- _Records from a data source_:
========================

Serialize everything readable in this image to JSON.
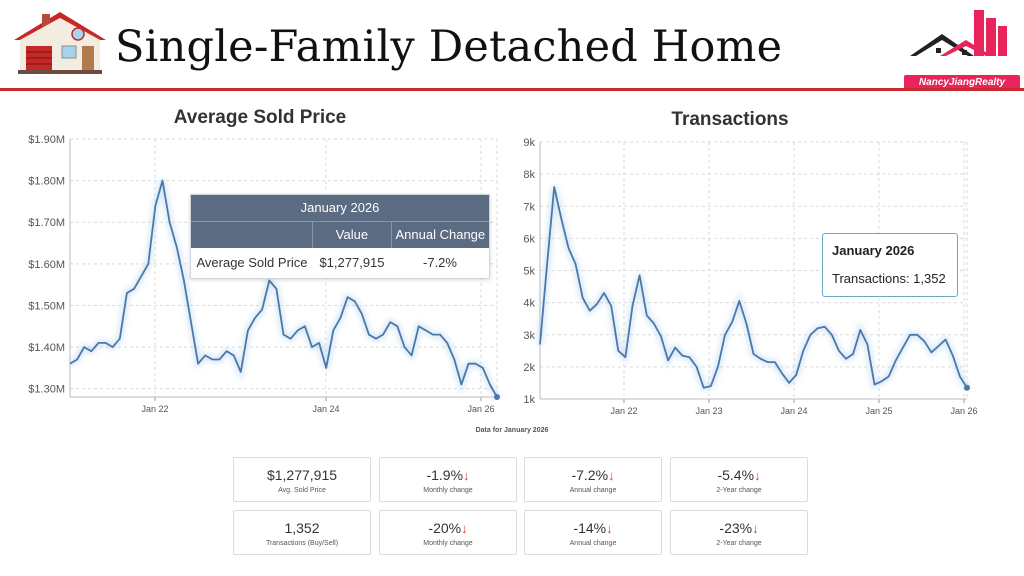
{
  "header": {
    "title": "Single-Family Detached Home",
    "brand": "NancyJiangRealty"
  },
  "colors": {
    "accent_red": "#c8282e",
    "line_blue": "#4a78ad",
    "brand_pink": "#e8245a"
  },
  "chart_data": [
    {
      "type": "line",
      "title": "Average Sold Price",
      "y_ticks": [
        "$1.30M",
        "$1.40M",
        "$1.50M",
        "$1.60M",
        "$1.70M",
        "$1.80M",
        "$1.90M"
      ],
      "x_ticks": [
        "Jan 22",
        "Jan 24",
        "Jan 26"
      ],
      "ylim": [
        1.28,
        1.9
      ],
      "x_range": [
        0,
        61
      ],
      "y": [
        1.36,
        1.37,
        1.4,
        1.39,
        1.41,
        1.41,
        1.4,
        1.42,
        1.53,
        1.54,
        1.57,
        1.6,
        1.74,
        1.8,
        1.7,
        1.64,
        1.56,
        1.46,
        1.36,
        1.38,
        1.37,
        1.37,
        1.39,
        1.38,
        1.34,
        1.44,
        1.47,
        1.49,
        1.56,
        1.54,
        1.43,
        1.42,
        1.44,
        1.45,
        1.4,
        1.41,
        1.35,
        1.44,
        1.47,
        1.52,
        1.51,
        1.48,
        1.43,
        1.42,
        1.43,
        1.46,
        1.45,
        1.4,
        1.38,
        1.45,
        1.44,
        1.43,
        1.43,
        1.41,
        1.37,
        1.31,
        1.36,
        1.36,
        1.35,
        1.31,
        1.28
      ],
      "tooltip": {
        "month": "January 2026",
        "columns": [
          "Value",
          "Annual Change"
        ],
        "row_label": "Average Sold Price",
        "value": "$1,277,915",
        "annual_change": "-7.2%"
      }
    },
    {
      "type": "line",
      "title": "Transactions",
      "y_ticks": [
        "1k",
        "2k",
        "3k",
        "4k",
        "5k",
        "6k",
        "7k",
        "8k",
        "9k"
      ],
      "x_ticks": [
        "Jan 22",
        "Jan 23",
        "Jan 24",
        "Jan 25",
        "Jan 26"
      ],
      "ylim": [
        1000,
        9000
      ],
      "x_range": [
        0,
        50
      ],
      "y": [
        2700,
        5200,
        7600,
        6600,
        5700,
        5200,
        4150,
        3750,
        3950,
        4300,
        3900,
        2500,
        2300,
        3900,
        4850,
        3600,
        3350,
        2950,
        2200,
        2600,
        2350,
        2300,
        2000,
        1350,
        1400,
        2000,
        3000,
        3400,
        4050,
        3350,
        2400,
        2250,
        2150,
        2150,
        1800,
        1500,
        1750,
        2500,
        3000,
        3200,
        3250,
        3000,
        2500,
        2250,
        2400,
        3150,
        2700,
        1450,
        1550,
        1700,
        2200,
        2600,
        3000,
        3000,
        2800,
        2450,
        2650,
        2850,
        2350,
        1700,
        1350
      ],
      "tooltip": {
        "month": "January 2026",
        "label": "Transactions: 1,352"
      }
    }
  ],
  "footer": {
    "note": "Data for January 2026"
  },
  "stats_row1": [
    {
      "value": "$1,277,915",
      "label": "Avg. Sold Price",
      "arrow": ""
    },
    {
      "value": "-1.9%",
      "label": "Monthly change",
      "arrow": "↓"
    },
    {
      "value": "-7.2%",
      "label": "Annual change",
      "arrow": "↓"
    },
    {
      "value": "-5.4%",
      "label": "2-Year change",
      "arrow": "↓"
    }
  ],
  "stats_row2": [
    {
      "value": "1,352",
      "label": "Transactions (Buy/Sell)",
      "arrow": ""
    },
    {
      "value": "-20%",
      "label": "Monthly change",
      "arrow": "↓"
    },
    {
      "value": "-14%",
      "label": "Annual change",
      "arrow": "↓"
    },
    {
      "value": "-23%",
      "label": "2-Year change",
      "arrow": "↓"
    }
  ]
}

========================

- _WORK REQUIRED_: Write the entries above out again exactly, but not the pictures.

- _REPLY_:
Serialize everything readable in this image to JSON.
{
  "header": {
    "title": "Single-Family Detached Home",
    "brand": "NancyJiangRealty"
  },
  "colors": {
    "accent_red": "#c8282e",
    "line_blue": "#4a78ad",
    "brand_pink": "#e8245a"
  },
  "chart_data": [
    {
      "type": "line",
      "title": "Average Sold Price",
      "y_ticks": [
        "$1.30M",
        "$1.40M",
        "$1.50M",
        "$1.60M",
        "$1.70M",
        "$1.80M",
        "$1.90M"
      ],
      "x_ticks": [
        "Jan 22",
        "Jan 24",
        "Jan 26"
      ],
      "ylim": [
        1.28,
        1.9
      ],
      "x_range": [
        0,
        61
      ],
      "y": [
        1.36,
        1.37,
        1.4,
        1.39,
        1.41,
        1.41,
        1.4,
        1.42,
        1.53,
        1.54,
        1.57,
        1.6,
        1.74,
        1.8,
        1.7,
        1.64,
        1.56,
        1.46,
        1.36,
        1.38,
        1.37,
        1.37,
        1.39,
        1.38,
        1.34,
        1.44,
        1.47,
        1.49,
        1.56,
        1.54,
        1.43,
        1.42,
        1.44,
        1.45,
        1.4,
        1.41,
        1.35,
        1.44,
        1.47,
        1.52,
        1.51,
        1.48,
        1.43,
        1.42,
        1.43,
        1.46,
        1.45,
        1.4,
        1.38,
        1.45,
        1.44,
        1.43,
        1.43,
        1.41,
        1.37,
        1.31,
        1.36,
        1.36,
        1.35,
        1.31,
        1.28
      ],
      "tooltip": {
        "month": "January 2026",
        "columns": [
          "Value",
          "Annual Change"
        ],
        "row_label": "Average Sold Price",
        "value": "$1,277,915",
        "annual_change": "-7.2%"
      }
    },
    {
      "type": "line",
      "title": "Transactions",
      "y_ticks": [
        "1k",
        "2k",
        "3k",
        "4k",
        "5k",
        "6k",
        "7k",
        "8k",
        "9k"
      ],
      "x_ticks": [
        "Jan 22",
        "Jan 23",
        "Jan 24",
        "Jan 25",
        "Jan 26"
      ],
      "ylim": [
        1000,
        9000
      ],
      "x_range": [
        0,
        50
      ],
      "y": [
        2700,
        5200,
        7600,
        6600,
        5700,
        5200,
        4150,
        3750,
        3950,
        4300,
        3900,
        2500,
        2300,
        3900,
        4850,
        3600,
        3350,
        2950,
        2200,
        2600,
        2350,
        2300,
        2000,
        1350,
        1400,
        2000,
        3000,
        3400,
        4050,
        3350,
        2400,
        2250,
        2150,
        2150,
        1800,
        1500,
        1750,
        2500,
        3000,
        3200,
        3250,
        3000,
        2500,
        2250,
        2400,
        3150,
        2700,
        1450,
        1550,
        1700,
        2200,
        2600,
        3000,
        3000,
        2800,
        2450,
        2650,
        2850,
        2350,
        1700,
        1350
      ],
      "tooltip": {
        "month": "January 2026",
        "label": "Transactions: 1,352"
      }
    }
  ],
  "footer": {
    "note": "Data for January 2026"
  },
  "stats_row1": [
    {
      "value": "$1,277,915",
      "label": "Avg. Sold Price",
      "arrow": ""
    },
    {
      "value": "-1.9%",
      "label": "Monthly change",
      "arrow": "↓"
    },
    {
      "value": "-7.2%",
      "label": "Annual change",
      "arrow": "↓"
    },
    {
      "value": "-5.4%",
      "label": "2-Year change",
      "arrow": "↓"
    }
  ],
  "stats_row2": [
    {
      "value": "1,352",
      "label": "Transactions (Buy/Sell)",
      "arrow": ""
    },
    {
      "value": "-20%",
      "label": "Monthly change",
      "arrow": "↓"
    },
    {
      "value": "-14%",
      "label": "Annual change",
      "arrow": "↓"
    },
    {
      "value": "-23%",
      "label": "2-Year change",
      "arrow": "↓"
    }
  ]
}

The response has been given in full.